• Set problem
Pull every "record" line out of the data below.
Start Exercise inputs
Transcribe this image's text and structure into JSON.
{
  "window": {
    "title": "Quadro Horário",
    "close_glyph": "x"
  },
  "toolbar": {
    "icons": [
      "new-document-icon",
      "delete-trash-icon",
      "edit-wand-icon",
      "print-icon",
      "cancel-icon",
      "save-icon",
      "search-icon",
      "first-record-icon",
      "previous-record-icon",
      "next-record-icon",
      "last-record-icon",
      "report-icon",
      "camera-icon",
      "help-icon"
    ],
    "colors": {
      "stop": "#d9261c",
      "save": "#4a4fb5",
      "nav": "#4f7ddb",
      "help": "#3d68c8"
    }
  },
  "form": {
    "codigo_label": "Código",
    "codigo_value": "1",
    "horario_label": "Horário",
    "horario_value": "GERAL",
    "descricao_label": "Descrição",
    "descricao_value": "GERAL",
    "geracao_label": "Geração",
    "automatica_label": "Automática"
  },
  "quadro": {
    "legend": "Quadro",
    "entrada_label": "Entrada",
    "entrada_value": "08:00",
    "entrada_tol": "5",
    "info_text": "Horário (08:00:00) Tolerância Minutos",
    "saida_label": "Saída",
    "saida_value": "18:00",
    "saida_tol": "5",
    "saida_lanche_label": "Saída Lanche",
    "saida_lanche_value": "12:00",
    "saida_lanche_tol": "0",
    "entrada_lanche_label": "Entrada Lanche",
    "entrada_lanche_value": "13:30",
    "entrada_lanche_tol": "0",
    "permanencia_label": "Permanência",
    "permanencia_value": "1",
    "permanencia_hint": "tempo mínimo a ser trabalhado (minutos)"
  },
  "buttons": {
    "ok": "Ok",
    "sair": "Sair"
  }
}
End Exercise inputs
• Task solution
      "first-record-icon",
      "previous-record-icon",
      "next-record-icon",
      "last-record-icon",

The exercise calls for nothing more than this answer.